Saved entries

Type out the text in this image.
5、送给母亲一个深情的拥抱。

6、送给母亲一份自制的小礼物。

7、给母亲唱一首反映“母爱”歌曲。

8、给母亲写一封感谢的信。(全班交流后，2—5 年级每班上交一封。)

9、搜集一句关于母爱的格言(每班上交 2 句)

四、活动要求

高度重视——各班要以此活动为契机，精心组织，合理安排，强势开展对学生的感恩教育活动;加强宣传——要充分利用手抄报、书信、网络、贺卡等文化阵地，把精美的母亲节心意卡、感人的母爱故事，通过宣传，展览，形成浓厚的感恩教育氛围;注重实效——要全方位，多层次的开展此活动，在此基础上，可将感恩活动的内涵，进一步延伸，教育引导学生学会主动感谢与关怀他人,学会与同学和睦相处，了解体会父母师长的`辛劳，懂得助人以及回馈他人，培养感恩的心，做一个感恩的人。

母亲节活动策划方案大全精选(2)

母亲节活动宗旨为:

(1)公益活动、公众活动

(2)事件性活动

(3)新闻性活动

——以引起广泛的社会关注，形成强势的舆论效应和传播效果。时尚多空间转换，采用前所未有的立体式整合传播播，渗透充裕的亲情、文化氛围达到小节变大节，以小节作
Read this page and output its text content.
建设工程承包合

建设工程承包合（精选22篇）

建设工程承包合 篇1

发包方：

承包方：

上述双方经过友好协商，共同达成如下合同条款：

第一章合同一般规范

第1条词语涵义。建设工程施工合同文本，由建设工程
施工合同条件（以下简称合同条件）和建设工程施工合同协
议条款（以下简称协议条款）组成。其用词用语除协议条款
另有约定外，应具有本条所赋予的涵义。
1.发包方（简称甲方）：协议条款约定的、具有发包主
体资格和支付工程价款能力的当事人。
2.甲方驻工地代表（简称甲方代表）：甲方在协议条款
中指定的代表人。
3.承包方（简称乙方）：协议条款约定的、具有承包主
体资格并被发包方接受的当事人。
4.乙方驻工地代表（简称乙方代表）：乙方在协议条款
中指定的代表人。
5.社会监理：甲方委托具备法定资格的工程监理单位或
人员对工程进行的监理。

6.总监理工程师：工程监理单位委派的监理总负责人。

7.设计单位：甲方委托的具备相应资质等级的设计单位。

▸ **What is needed**
Extract the complete listing verbatim.

▸ **The output**
Type out the text in this image.
5、送给母亲一个深情的拥抱。

6、送给母亲一份自制的小礼物。

7、给母亲唱一首反映“母爱”歌曲。

8、给母亲写一封感谢的信。(全班交流后，2—5 年级每班上交一封。)

9、搜集一句关于母爱的格言(每班上交 2 句)

四、活动要求

高度重视——各班要以此活动为契机，精心组织，合理安排，强势开展对学生的感恩教育活动;加强宣传——要充分利用手抄报、书信、网络、贺卡等文化阵地，把精美的母亲节心意卡、感人的母爱故事，通过宣传，展览，形成浓厚的感恩教育氛围;注重实效——要全方位，多层次的开展此活动，在此基础上，可将感恩活动的内涵，进一步延伸，教育引导学生学会主动感谢与关怀他人,学会与同学和睦相处，了解体会父母师长的`辛劳，懂得助人以及回馈他人，培养感恩的心，做一个感恩的人。

母亲节活动策划方案大全精选(2)

母亲节活动宗旨为:

(1)公益活动、公众活动

(2)事件性活动

(3)新闻性活动

——以引起广泛的社会关注，形成强势的舆论效应和传播效果。时尚多空间转换，采用前所未有的立体式整合传播播，渗透充裕的亲情、文化氛围达到小节变大节，以小节作
Read this page and output its text content.
建设工程承包合

建设工程承包合（精选22篇）

建设工程承包合 篇1

发包方：

承包方：

上述双方经过友好协商，共同达成如下合同条款：

第一章合同一般规范

第1条词语涵义。建设工程施工合同文本，由建设工程
施工合同条件（以下简称合同条件）和建设工程施工合同协
议条款（以下简称协议条款）组成。其用词用语除协议条款
另有约定外，应具有本条所赋予的涵义。
1.发包方（简称甲方）：协议条款约定的、具有发包主
体资格和支付工程价款能力的当事人。
2.甲方驻工地代表（简称甲方代表）：甲方在协议条款
中指定的代表人。
3.承包方（简称乙方）：协议条款约定的、具有承包主
体资格并被发包方接受的当事人。
4.乙方驻工地代表（简称乙方代表）：乙方在协议条款
中指定的代表人。
5.社会监理：甲方委托具备法定资格的工程监理单位或
人员对工程进行的监理。

6.总监理工程师：工程监理单位委派的监理总负责人。

7.设计单位：甲方委托的具备相应资质等级的设计单位。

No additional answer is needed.